*Exercise task:* Using the listing below, copy every line that mentions "status".

*Recorded data:*
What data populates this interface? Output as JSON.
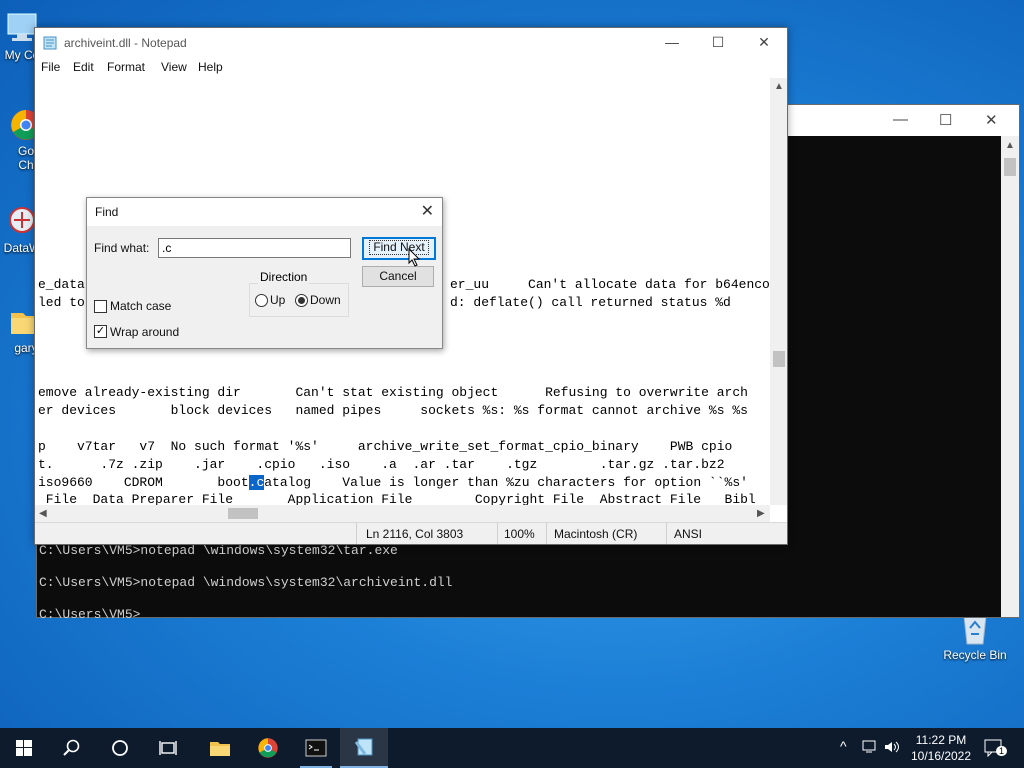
{
  "desktop": {
    "icons": [
      {
        "label": "My Co",
        "icon": "computer-icon"
      },
      {
        "label": "Go\nCh",
        "icon": "chrome-icon"
      },
      {
        "label": "DataW",
        "icon": "app-icon"
      },
      {
        "label": "gary",
        "icon": "folder-icon"
      },
      {
        "label": "Recycle Bin",
        "icon": "recycle-bin-icon"
      }
    ]
  },
  "console": {
    "lines": [
      "C:\\Users\\VM5>notepad \\windows\\system32\\tar.exe",
      "C:\\Users\\VM5>notepad \\windows\\system32\\archiveint.dll",
      "C:\\Users\\VM5>"
    ],
    "controls": {
      "minimize": "—",
      "maximize": "☐",
      "close": "✕"
    }
  },
  "notepad": {
    "title": "archiveint.dll - Notepad",
    "controls": {
      "minimize": "—",
      "maximize": "☐",
      "close": "✕"
    },
    "menu": [
      "File",
      "Edit",
      "Format",
      "View",
      "Help"
    ],
    "text_lines": [
      "e_data",
      "led to",
      "emove already-existing dir       Can't stat existing object      Refusing to overwrite arch",
      "er devices       block devices   named pipes     sockets %s: %s format cannot archive %s %s",
      "p    v7tar   v7  No such format '%s'     archive_write_set_format_cpio_binary    PWB cpio",
      "t.      .7z .zip    .jar    .cpio   .iso    .a  .ar .tar    .tgz        .tar.gz .tar.bz2",
      " File  Data Preparer File       Application File        Copyright File  Abstract File   Bibl"
    ],
    "partial_right_1": "er_uu     Can't allocate data for b64enco",
    "partial_right_2": "d: deflate() call returned status %d",
    "match_line": {
      "before": "iso9660    CDROM       boot",
      "selected": ".c",
      "after": "atalog    Value is longer than %zu characters for option ``%s'"
    },
    "status": {
      "position": "Ln 2116, Col 3803",
      "zoom": "100%",
      "line_ending": "Macintosh (CR)",
      "encoding": "ANSI"
    }
  },
  "find_dialog": {
    "title": "Find",
    "find_what_label": "Find what:",
    "find_what_value": ".c",
    "find_next_label": "Find Next",
    "cancel_label": "Cancel",
    "direction_label": "Direction",
    "up_label": "Up",
    "down_label": "Down",
    "direction_selected": "Down",
    "match_case_label": "Match case",
    "match_case_checked": false,
    "wrap_around_label": "Wrap around",
    "wrap_around_checked": true
  },
  "taskbar": {
    "items": [
      "start-icon",
      "search-icon",
      "task-view-icon",
      "multitasking-icon",
      "file-explorer-icon",
      "chrome-icon",
      "terminal-icon",
      "notepad-icon"
    ],
    "time": "11:22 PM",
    "date": "10/16/2022",
    "notification_count": "1"
  },
  "colors": {
    "selection": "#0a66c8",
    "accent": "#0078d7",
    "taskbar": "#0e1b2c"
  }
}
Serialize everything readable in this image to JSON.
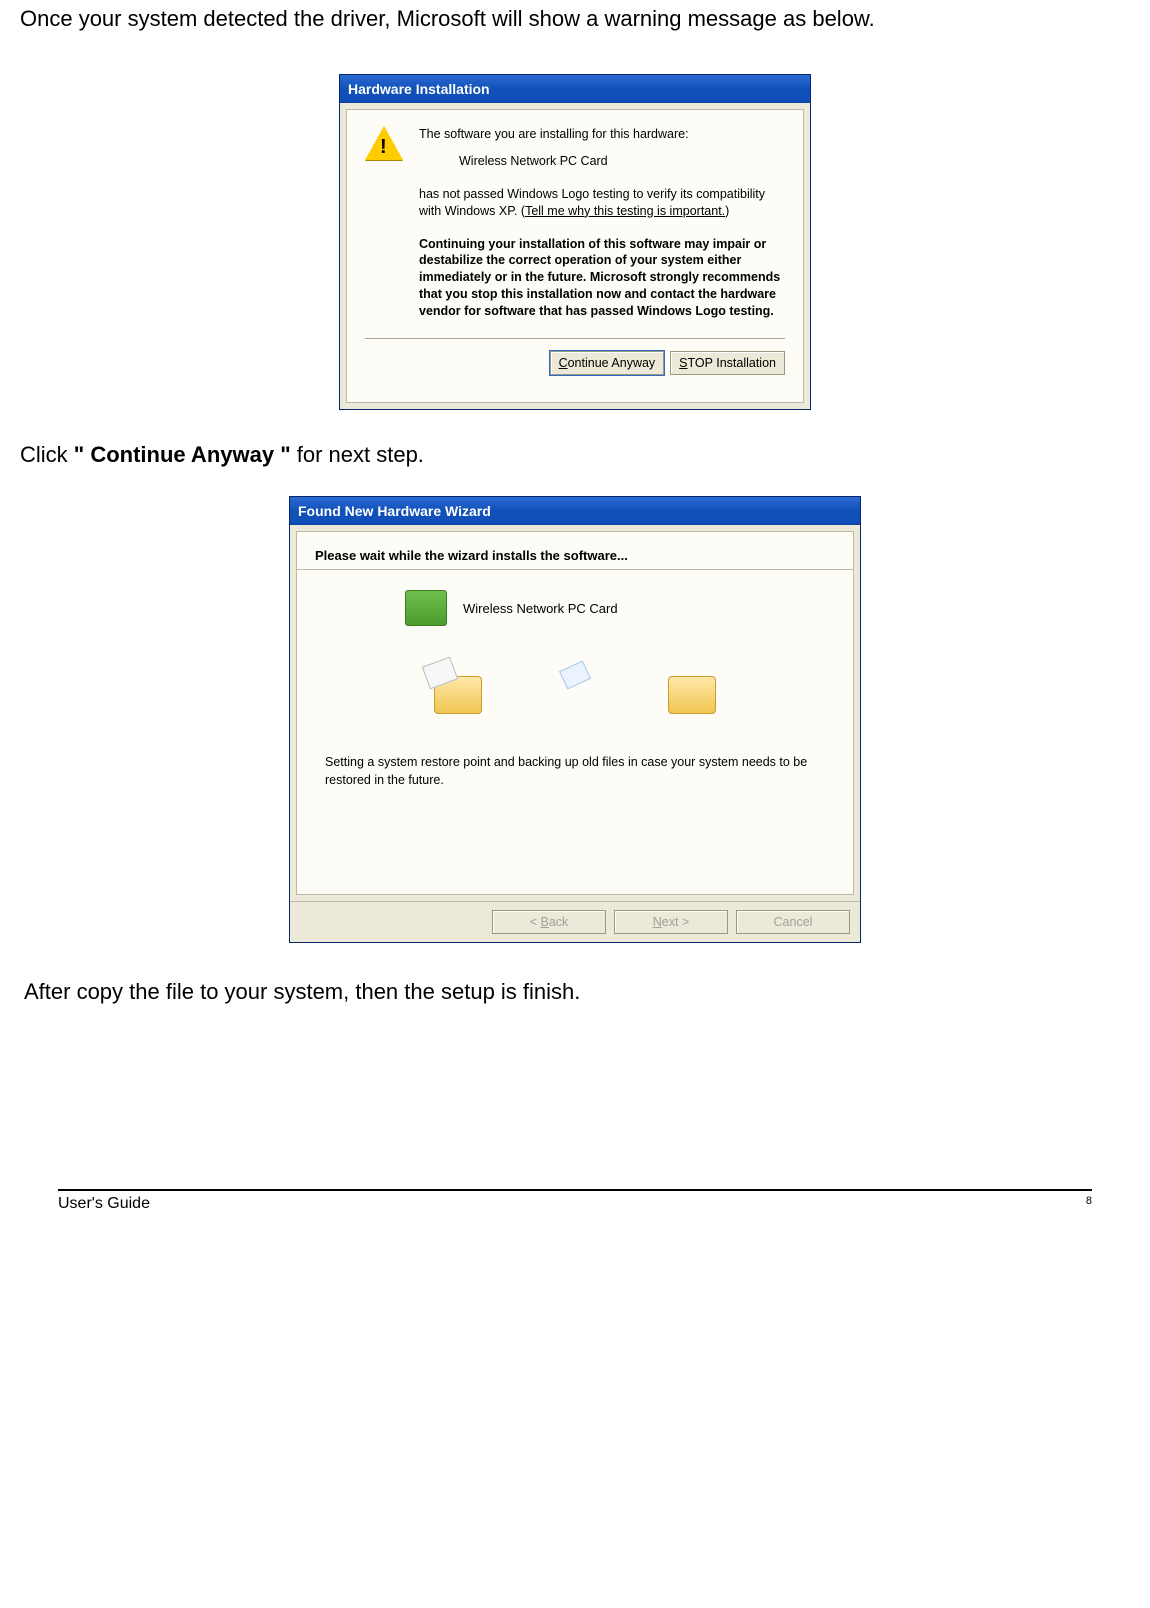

*Finished exercise:*
    "partial_right_2": "d: deflate() call returned status %d",
    "status": {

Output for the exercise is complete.